- Exercise aim: Find the lines that contain the word "title" and copy each one.

- Given records:

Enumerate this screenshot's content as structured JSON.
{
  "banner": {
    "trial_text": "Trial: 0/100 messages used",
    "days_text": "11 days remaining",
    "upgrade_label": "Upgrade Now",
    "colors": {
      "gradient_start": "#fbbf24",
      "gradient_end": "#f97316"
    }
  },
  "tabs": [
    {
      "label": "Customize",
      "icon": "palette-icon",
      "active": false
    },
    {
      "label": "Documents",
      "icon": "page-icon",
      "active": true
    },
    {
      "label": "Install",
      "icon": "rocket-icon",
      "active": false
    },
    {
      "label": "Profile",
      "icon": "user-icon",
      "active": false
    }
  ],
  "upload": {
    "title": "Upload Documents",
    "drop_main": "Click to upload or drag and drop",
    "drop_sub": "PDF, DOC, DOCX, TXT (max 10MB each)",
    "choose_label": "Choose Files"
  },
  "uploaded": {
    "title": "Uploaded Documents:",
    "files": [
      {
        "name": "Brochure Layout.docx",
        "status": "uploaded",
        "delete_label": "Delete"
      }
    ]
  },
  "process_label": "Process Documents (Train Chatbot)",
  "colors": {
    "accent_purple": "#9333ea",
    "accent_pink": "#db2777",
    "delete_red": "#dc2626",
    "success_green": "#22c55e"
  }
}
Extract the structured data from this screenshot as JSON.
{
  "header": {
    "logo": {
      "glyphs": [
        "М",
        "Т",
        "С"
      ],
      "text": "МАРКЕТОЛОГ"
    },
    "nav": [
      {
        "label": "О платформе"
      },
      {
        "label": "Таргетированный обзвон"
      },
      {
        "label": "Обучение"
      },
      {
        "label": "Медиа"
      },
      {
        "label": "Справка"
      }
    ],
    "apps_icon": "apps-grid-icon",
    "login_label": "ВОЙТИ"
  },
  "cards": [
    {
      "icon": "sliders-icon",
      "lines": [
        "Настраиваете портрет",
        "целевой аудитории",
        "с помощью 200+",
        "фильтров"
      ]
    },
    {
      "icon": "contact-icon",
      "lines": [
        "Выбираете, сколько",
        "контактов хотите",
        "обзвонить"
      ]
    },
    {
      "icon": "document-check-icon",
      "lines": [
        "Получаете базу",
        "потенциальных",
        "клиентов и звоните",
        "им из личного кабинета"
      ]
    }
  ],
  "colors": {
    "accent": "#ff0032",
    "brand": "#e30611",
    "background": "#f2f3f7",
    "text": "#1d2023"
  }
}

- Result:
    "title": "Upload Documents",
    "title": "Uploaded Documents:",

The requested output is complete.